> **DO THIS**
Return each line of the records with nothing changed, pictures excepted.

(Dataset excerpts)
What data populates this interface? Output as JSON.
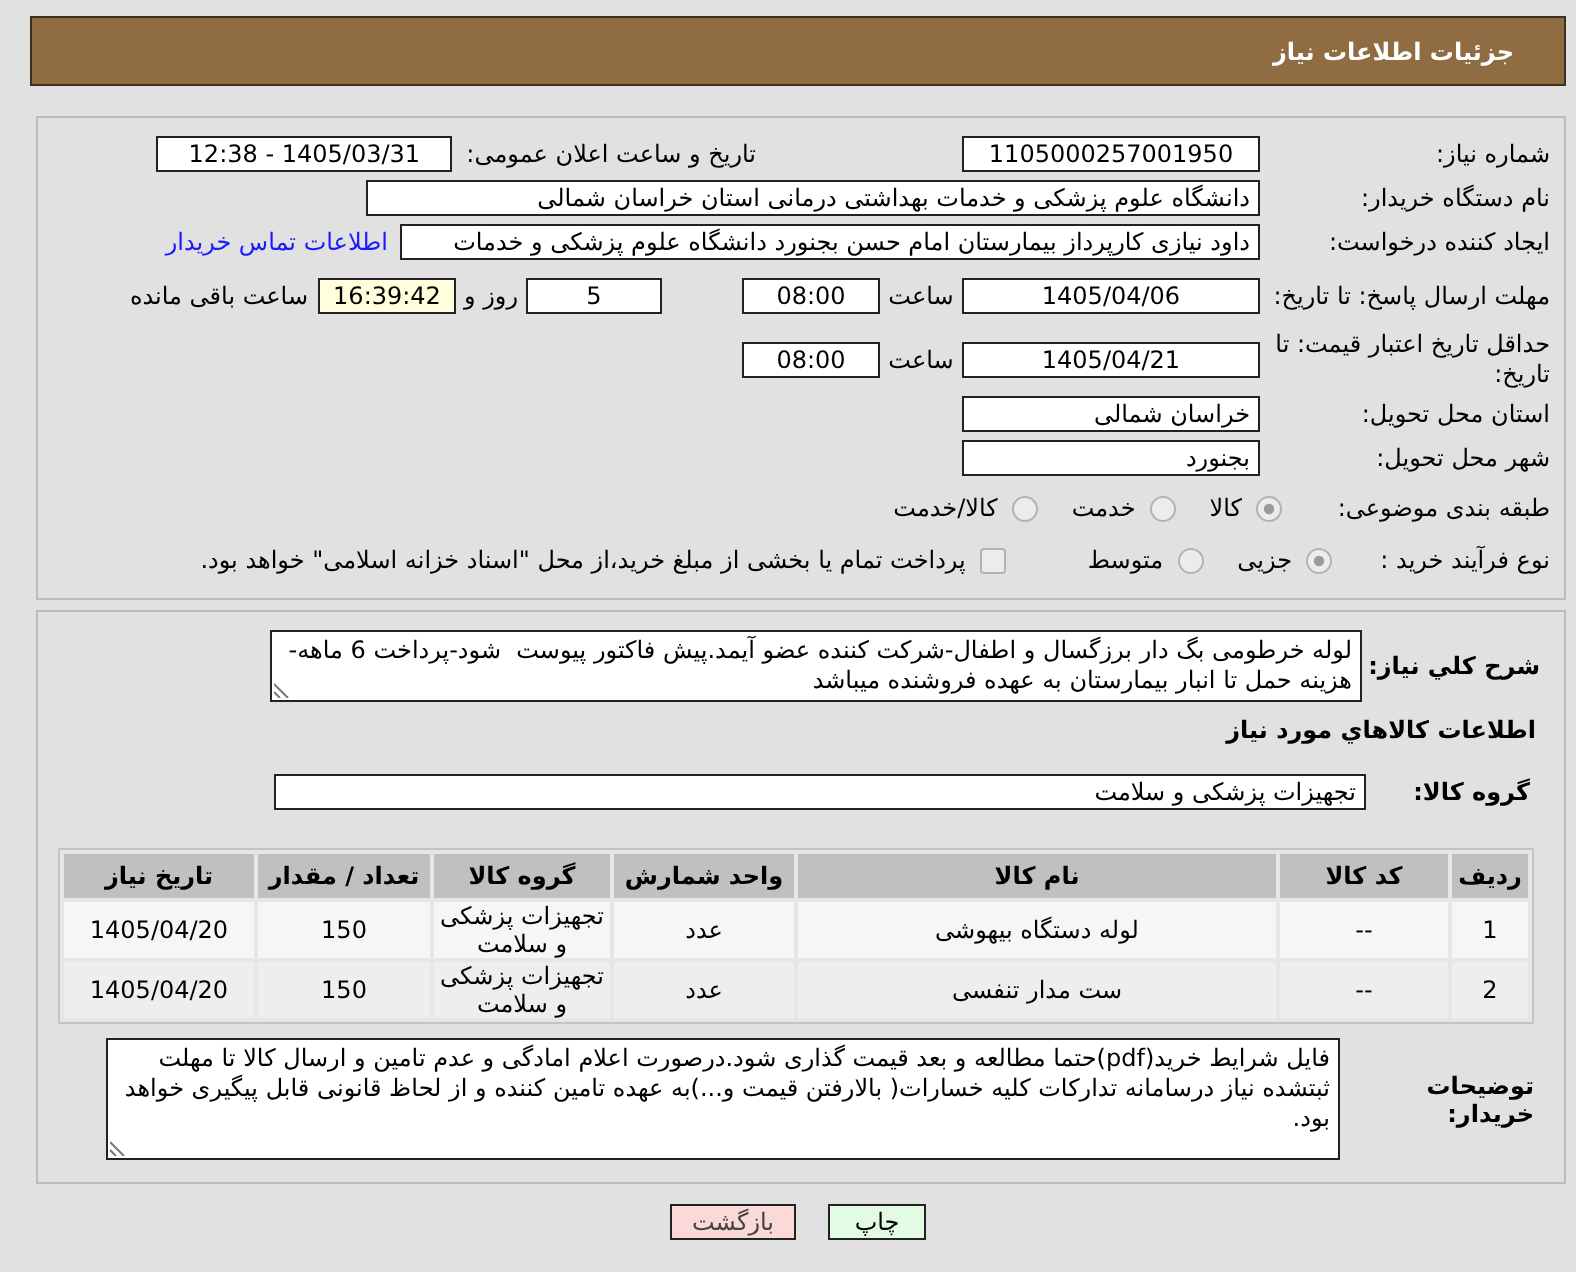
{
  "header": {
    "title": "جزئیات اطلاعات نیاز"
  },
  "need_number": {
    "label": "شماره نیاز:",
    "value": "1105000257001950"
  },
  "announcement": {
    "label": "تاریخ و ساعت اعلان عمومی:",
    "value": "1405/03/31 - 12:38"
  },
  "buyer_organization": {
    "label": "نام دستگاه خریدار:",
    "value": "دانشگاه علوم پزشکی و خدمات بهداشتی درمانی استان خراسان شمالی"
  },
  "requester": {
    "label": "ایجاد کننده درخواست:",
    "value": "داود نیازی کارپرداز بیمارستان امام حسن بجنورد دانشگاه علوم پزشکی و خدمات",
    "contact_link": "اطلاعات تماس خریدار"
  },
  "response_deadline": {
    "label": "مهلت ارسال پاسخ: تا تاریخ:",
    "date": "1405/04/06",
    "time_label": "ساعت",
    "time": "08:00",
    "days": "5",
    "days_label": "روز و",
    "remaining_time": "16:39:42",
    "remaining_label": "ساعت باقی مانده"
  },
  "price_validity": {
    "label": "حداقل تاریخ اعتبار قیمت: تا تاریخ:",
    "date": "1405/04/21",
    "time_label": "ساعت",
    "time": "08:00"
  },
  "delivery_province": {
    "label": "استان محل تحویل:",
    "value": "خراسان شمالی"
  },
  "delivery_city": {
    "label": "شهر محل تحویل:",
    "value": "بجنورد"
  },
  "subject_category": {
    "label": "طبقه بندی موضوعی:",
    "options": [
      {
        "label": "کالا",
        "selected": true,
        "disabled": true
      },
      {
        "label": "خدمت",
        "selected": false,
        "disabled": true
      },
      {
        "label": "کالا/خدمت",
        "selected": false,
        "disabled": true
      }
    ]
  },
  "purchase_process": {
    "label": "نوع فرآیند خرید :",
    "options": [
      {
        "label": "جزیی",
        "selected": true,
        "disabled": true
      },
      {
        "label": "متوسط",
        "selected": false,
        "disabled": true
      }
    ],
    "treasury_payment": {
      "label": "پرداخت تمام یا بخشی از مبلغ خرید،از محل \"اسناد خزانه اسلامی\" خواهد بود.",
      "checked": false,
      "disabled": true
    }
  },
  "description": {
    "label": "شرح کلي نیاز:",
    "value": "لوله خرطومی بگ دار برزگسال و اطفال-شرکت کننده عضو آیمد.پیش فاکتور پیوست  شود-پرداخت 6 ماهه-هزینه حمل تا انبار بیمارستان به عهده فروشنده میباشد"
  },
  "goods_title": "اطلاعات کالاهاي مورد نیاز",
  "goods_group": {
    "label": "گروه کالا:",
    "value": "تجهیزات پزشکی و سلامت"
  },
  "table": {
    "columns": [
      "ردیف",
      "کد کالا",
      "نام کالا",
      "واحد شمارش",
      "گروه کالا",
      "تعداد / مقدار",
      "تاریخ نیاز"
    ],
    "rows": [
      [
        "1",
        "--",
        "لوله دستگاه بیهوشی",
        "عدد",
        "تجهیزات پزشکی و سلامت",
        "150",
        "1405/04/20"
      ],
      [
        "2",
        "--",
        "ست مدار تنفسی",
        "عدد",
        "تجهیزات پزشکی و سلامت",
        "150",
        "1405/04/20"
      ]
    ]
  },
  "buyer_notes": {
    "label": "توضیحات خریدار:",
    "value": "فایل شرایط خرید(pdf)حتما مطالعه و بعد قیمت گذاری شود.درصورت اعلام امادگی و عدم تامین و ارسال کالا تا مهلت ثبتشده نیاز درسامانه تدارکات کلیه خسارات( بالارفتن قیمت و...)به عهده تامین کننده و از لحاظ قانونی قابل پیگیری خواهد بود."
  },
  "buttons": [
    {
      "label": "چاپ",
      "kind": "print"
    },
    {
      "label": "بازگشت",
      "kind": "back"
    }
  ]
}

> **WRITTEN ANSWER**
What data populates this interface? Output as JSON.
{
  "header": {
    "title": "جزئیات اطلاعات نیاز"
  },
  "need_number": {
    "label": "شماره نیاز:",
    "value": "1105000257001950"
  },
  "announcement": {
    "label": "تاریخ و ساعت اعلان عمومی:",
    "value": "1405/03/31 - 12:38"
  },
  "buyer_organization": {
    "label": "نام دستگاه خریدار:",
    "value": "دانشگاه علوم پزشکی و خدمات بهداشتی درمانی استان خراسان شمالی"
  },
  "requester": {
    "label": "ایجاد کننده درخواست:",
    "value": "داود نیازی کارپرداز بیمارستان امام حسن بجنورد دانشگاه علوم پزشکی و خدمات",
    "contact_link": "اطلاعات تماس خریدار"
  },
  "response_deadline": {
    "label": "مهلت ارسال پاسخ: تا تاریخ:",
    "date": "1405/04/06",
    "time_label": "ساعت",
    "time": "08:00",
    "days": "5",
    "days_label": "روز و",
    "remaining_time": "16:39:42",
    "remaining_label": "ساعت باقی مانده"
  },
  "price_validity": {
    "label": "حداقل تاریخ اعتبار قیمت: تا تاریخ:",
    "date": "1405/04/21",
    "time_label": "ساعت",
    "time": "08:00"
  },
  "delivery_province": {
    "label": "استان محل تحویل:",
    "value": "خراسان شمالی"
  },
  "delivery_city": {
    "label": "شهر محل تحویل:",
    "value": "بجنورد"
  },
  "subject_category": {
    "label": "طبقه بندی موضوعی:",
    "options": [
      {
        "label": "کالا",
        "selected": true,
        "disabled": true
      },
      {
        "label": "خدمت",
        "selected": false,
        "disabled": true
      },
      {
        "label": "کالا/خدمت",
        "selected": false,
        "disabled": true
      }
    ]
  },
  "purchase_process": {
    "label": "نوع فرآیند خرید :",
    "options": [
      {
        "label": "جزیی",
        "selected": true,
        "disabled": true
      },
      {
        "label": "متوسط",
        "selected": false,
        "disabled": true
      }
    ],
    "treasury_payment": {
      "label": "پرداخت تمام یا بخشی از مبلغ خرید،از محل \"اسناد خزانه اسلامی\" خواهد بود.",
      "checked": false,
      "disabled": true
    }
  },
  "description": {
    "label": "شرح کلي نیاز:",
    "value": "لوله خرطومی بگ دار برزگسال و اطفال-شرکت کننده عضو آیمد.پیش فاکتور پیوست  شود-پرداخت 6 ماهه-هزینه حمل تا انبار بیمارستان به عهده فروشنده میباشد"
  },
  "goods_title": "اطلاعات کالاهاي مورد نیاز",
  "goods_group": {
    "label": "گروه کالا:",
    "value": "تجهیزات پزشکی و سلامت"
  },
  "table": {
    "columns": [
      "ردیف",
      "کد کالا",
      "نام کالا",
      "واحد شمارش",
      "گروه کالا",
      "تعداد / مقدار",
      "تاریخ نیاز"
    ],
    "rows": [
      [
        "1",
        "--",
        "لوله دستگاه بیهوشی",
        "عدد",
        "تجهیزات پزشکی و سلامت",
        "150",
        "1405/04/20"
      ],
      [
        "2",
        "--",
        "ست مدار تنفسی",
        "عدد",
        "تجهیزات پزشکی و سلامت",
        "150",
        "1405/04/20"
      ]
    ]
  },
  "buyer_notes": {
    "label": "توضیحات خریدار:",
    "value": "فایل شرایط خرید(pdf)حتما مطالعه و بعد قیمت گذاری شود.درصورت اعلام امادگی و عدم تامین و ارسال کالا تا مهلت ثبتشده نیاز درسامانه تدارکات کلیه خسارات( بالارفتن قیمت و...)به عهده تامین کننده و از لحاظ قانونی قابل پیگیری خواهد بود."
  },
  "buttons": [
    {
      "label": "چاپ",
      "kind": "print"
    },
    {
      "label": "بازگشت",
      "kind": "back"
    }
  ]
}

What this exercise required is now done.